◆ What you should do
Retype the records that come next, word for word.
── Dataset excerpts ──
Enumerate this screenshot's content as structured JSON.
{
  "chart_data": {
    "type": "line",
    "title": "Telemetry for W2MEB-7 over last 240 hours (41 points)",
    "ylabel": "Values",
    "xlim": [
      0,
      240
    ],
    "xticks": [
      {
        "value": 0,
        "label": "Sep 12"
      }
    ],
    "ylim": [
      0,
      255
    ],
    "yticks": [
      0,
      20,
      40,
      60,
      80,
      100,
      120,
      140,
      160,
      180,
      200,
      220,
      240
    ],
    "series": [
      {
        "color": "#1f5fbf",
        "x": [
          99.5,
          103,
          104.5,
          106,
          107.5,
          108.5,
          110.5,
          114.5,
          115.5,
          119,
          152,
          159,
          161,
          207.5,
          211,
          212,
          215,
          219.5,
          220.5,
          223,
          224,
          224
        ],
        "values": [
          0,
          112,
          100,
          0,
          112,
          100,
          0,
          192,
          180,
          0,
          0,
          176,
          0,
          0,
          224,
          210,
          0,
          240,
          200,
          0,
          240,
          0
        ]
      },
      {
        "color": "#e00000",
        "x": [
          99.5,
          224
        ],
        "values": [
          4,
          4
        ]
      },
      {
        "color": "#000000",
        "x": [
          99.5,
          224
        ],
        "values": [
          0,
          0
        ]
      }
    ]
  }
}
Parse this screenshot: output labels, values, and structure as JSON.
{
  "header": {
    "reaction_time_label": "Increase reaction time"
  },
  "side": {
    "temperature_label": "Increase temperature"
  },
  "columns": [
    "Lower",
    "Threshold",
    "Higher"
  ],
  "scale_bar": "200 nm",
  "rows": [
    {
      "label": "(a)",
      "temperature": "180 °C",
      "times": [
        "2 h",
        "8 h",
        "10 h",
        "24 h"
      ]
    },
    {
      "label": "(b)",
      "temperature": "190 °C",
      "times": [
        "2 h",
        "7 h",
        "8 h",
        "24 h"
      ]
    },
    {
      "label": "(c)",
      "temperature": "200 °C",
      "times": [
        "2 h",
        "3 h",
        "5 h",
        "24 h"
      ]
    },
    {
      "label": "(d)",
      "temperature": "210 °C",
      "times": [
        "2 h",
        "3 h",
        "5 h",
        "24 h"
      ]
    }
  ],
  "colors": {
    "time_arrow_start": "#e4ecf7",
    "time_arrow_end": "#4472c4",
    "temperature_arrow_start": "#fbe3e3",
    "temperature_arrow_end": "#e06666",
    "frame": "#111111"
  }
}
───
◆ Response
Enumerate this screenshot's content as structured JSON.
{
  "chart_data": {
    "type": "line",
    "title": "Telemetry for W2MEB-7 over last 240 hours (41 points)",
    "ylabel": "Values",
    "xlim": [
      0,
      240
    ],
    "xticks": [
      {
        "value": 0,
        "label": "Sep 12"
      }
    ],
    "ylim": [
      0,
      255
    ],
    "yticks": [
      0,
      20,
      40,
      60,
      80,
      100,
      120,
      140,
      160,
      180,
      200,
      220,
      240
    ],
    "series": [
      {
        "color": "#1f5fbf",
        "x": [
          99.5,
          103,
          104.5,
          106,
          107.5,
          108.5,
          110.5,
          114.5,
          115.5,
          119,
          152,
          159,
          161,
          207.5,
          211,
          212,
          215,
          219.5,
          220.5,
          223,
          224,
          224
        ],
        "values": [
          0,
          112,
          100,
          0,
          112,
          100,
          0,
          192,
          180,
          0,
          0,
          176,
          0,
          0,
          224,
          210,
          0,
          240,
          200,
          0,
          240,
          0
        ]
      },
      {
        "color": "#e00000",
        "x": [
          99.5,
          224
        ],
        "values": [
          4,
          4
        ]
      },
      {
        "color": "#000000",
        "x": [
          99.5,
          224
        ],
        "values": [
          0,
          0
        ]
      }
    ]
  }
}
Parse this screenshot: output labels, values, and structure as JSON.
{
  "header": {
    "reaction_time_label": "Increase reaction time"
  },
  "side": {
    "temperature_label": "Increase temperature"
  },
  "columns": [
    "Lower",
    "Threshold",
    "Higher"
  ],
  "scale_bar": "200 nm",
  "rows": [
    {
      "label": "(a)",
      "temperature": "180 °C",
      "times": [
        "2 h",
        "8 h",
        "10 h",
        "24 h"
      ]
    },
    {
      "label": "(b)",
      "temperature": "190 °C",
      "times": [
        "2 h",
        "7 h",
        "8 h",
        "24 h"
      ]
    },
    {
      "label": "(c)",
      "temperature": "200 °C",
      "times": [
        "2 h",
        "3 h",
        "5 h",
        "24 h"
      ]
    },
    {
      "label": "(d)",
      "temperature": "210 °C",
      "times": [
        "2 h",
        "3 h",
        "5 h",
        "24 h"
      ]
    }
  ],
  "colors": {
    "time_arrow_start": "#e4ecf7",
    "time_arrow_end": "#4472c4",
    "temperature_arrow_start": "#fbe3e3",
    "temperature_arrow_end": "#e06666",
    "frame": "#111111"
  }
}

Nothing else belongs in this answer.